# THE INPUT
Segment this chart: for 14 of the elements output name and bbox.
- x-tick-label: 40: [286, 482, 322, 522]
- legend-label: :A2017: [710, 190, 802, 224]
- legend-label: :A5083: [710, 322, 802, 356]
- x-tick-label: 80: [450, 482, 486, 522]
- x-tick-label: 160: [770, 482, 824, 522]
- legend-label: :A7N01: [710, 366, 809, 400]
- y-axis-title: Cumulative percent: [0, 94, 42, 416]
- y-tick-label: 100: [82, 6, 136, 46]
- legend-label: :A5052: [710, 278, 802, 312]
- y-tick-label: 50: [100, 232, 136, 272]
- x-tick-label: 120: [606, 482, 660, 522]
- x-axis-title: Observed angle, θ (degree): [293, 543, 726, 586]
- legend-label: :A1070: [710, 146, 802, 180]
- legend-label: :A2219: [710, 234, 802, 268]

# WHAT YOU HAVE TO DO
Copy the listing from its opening line through the line containing "- legend-label: :A1070: [710, 146, 802, 180]", substituting "Cumulative share" for "Cumulative percent" and leaving everything else as it is.

# PROBLEM SOLUTION
Segment this chart: for 14 of the elements output name and bbox.
- x-tick-label: 40: [286, 482, 322, 522]
- legend-label: :A2017: [710, 190, 802, 224]
- legend-label: :A5083: [710, 322, 802, 356]
- x-tick-label: 80: [450, 482, 486, 522]
- x-tick-label: 160: [770, 482, 824, 522]
- legend-label: :A7N01: [710, 366, 809, 400]
- y-axis-title: Cumulative share: [0, 94, 42, 416]
- y-tick-label: 100: [82, 6, 136, 46]
- legend-label: :A5052: [710, 278, 802, 312]
- y-tick-label: 50: [100, 232, 136, 272]
- x-tick-label: 120: [606, 482, 660, 522]
- x-axis-title: Observed angle, θ (degree): [293, 543, 726, 586]
- legend-label: :A1070: [710, 146, 802, 180]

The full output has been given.